- Exercise instructions -
Extract and list every line that contains the word "wins".

--*--

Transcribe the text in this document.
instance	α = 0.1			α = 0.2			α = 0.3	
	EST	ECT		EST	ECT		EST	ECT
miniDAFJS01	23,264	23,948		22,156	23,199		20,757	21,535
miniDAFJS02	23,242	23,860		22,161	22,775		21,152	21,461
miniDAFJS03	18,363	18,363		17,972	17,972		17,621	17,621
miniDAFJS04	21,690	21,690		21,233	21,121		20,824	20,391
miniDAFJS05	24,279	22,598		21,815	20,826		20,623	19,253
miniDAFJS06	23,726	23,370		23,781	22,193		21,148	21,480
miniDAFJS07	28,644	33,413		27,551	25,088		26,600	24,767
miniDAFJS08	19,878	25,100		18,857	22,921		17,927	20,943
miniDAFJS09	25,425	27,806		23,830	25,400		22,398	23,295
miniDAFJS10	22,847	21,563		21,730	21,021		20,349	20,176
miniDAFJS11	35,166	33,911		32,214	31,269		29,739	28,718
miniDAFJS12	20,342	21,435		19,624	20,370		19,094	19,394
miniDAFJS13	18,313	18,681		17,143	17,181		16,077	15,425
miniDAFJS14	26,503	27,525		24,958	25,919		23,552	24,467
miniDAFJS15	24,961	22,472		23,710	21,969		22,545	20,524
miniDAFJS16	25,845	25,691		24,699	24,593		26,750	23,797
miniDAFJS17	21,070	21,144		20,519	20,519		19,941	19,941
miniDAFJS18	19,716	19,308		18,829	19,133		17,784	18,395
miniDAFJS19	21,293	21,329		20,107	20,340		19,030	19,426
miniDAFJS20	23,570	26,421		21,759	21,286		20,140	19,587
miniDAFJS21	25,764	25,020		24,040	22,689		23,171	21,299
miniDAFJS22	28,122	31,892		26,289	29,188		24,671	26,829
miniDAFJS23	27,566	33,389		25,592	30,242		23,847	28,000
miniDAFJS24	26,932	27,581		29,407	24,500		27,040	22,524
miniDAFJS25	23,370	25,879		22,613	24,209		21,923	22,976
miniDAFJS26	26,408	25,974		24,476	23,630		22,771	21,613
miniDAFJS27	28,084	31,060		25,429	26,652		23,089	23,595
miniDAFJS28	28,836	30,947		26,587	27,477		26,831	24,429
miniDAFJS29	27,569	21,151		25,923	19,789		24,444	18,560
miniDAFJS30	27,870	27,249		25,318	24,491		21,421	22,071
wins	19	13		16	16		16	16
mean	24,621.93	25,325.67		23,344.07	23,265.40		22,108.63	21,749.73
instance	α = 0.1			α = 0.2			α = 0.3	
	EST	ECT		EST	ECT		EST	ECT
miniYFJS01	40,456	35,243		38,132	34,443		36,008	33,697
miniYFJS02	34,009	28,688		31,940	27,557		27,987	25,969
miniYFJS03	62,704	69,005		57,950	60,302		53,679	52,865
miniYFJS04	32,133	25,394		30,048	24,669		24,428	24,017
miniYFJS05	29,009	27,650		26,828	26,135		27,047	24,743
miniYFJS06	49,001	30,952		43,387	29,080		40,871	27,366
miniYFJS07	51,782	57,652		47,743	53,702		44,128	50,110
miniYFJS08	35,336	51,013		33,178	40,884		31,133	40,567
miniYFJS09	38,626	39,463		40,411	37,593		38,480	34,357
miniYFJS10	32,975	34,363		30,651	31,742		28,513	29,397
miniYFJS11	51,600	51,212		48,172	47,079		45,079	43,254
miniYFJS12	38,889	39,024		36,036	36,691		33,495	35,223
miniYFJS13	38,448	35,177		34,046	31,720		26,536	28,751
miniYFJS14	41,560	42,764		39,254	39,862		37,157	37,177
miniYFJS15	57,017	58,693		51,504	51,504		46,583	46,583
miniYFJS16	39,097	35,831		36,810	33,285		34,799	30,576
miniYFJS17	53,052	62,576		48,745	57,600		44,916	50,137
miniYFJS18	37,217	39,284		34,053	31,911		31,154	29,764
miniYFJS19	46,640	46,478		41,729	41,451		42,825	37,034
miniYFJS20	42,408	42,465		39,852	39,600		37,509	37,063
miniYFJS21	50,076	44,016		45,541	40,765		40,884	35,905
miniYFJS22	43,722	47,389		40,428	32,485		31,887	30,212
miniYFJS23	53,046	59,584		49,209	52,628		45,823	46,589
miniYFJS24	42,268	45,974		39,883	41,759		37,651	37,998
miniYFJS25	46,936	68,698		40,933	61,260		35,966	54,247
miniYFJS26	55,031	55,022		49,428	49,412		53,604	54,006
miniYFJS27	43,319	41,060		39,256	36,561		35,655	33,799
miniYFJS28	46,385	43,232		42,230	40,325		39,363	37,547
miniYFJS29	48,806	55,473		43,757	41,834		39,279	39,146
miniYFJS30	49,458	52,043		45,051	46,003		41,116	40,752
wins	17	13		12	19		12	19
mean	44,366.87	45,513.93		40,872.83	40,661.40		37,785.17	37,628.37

--*--

- The completed task -
wins	19	13		16	16		16	16
wins	17	13		12	19		12	19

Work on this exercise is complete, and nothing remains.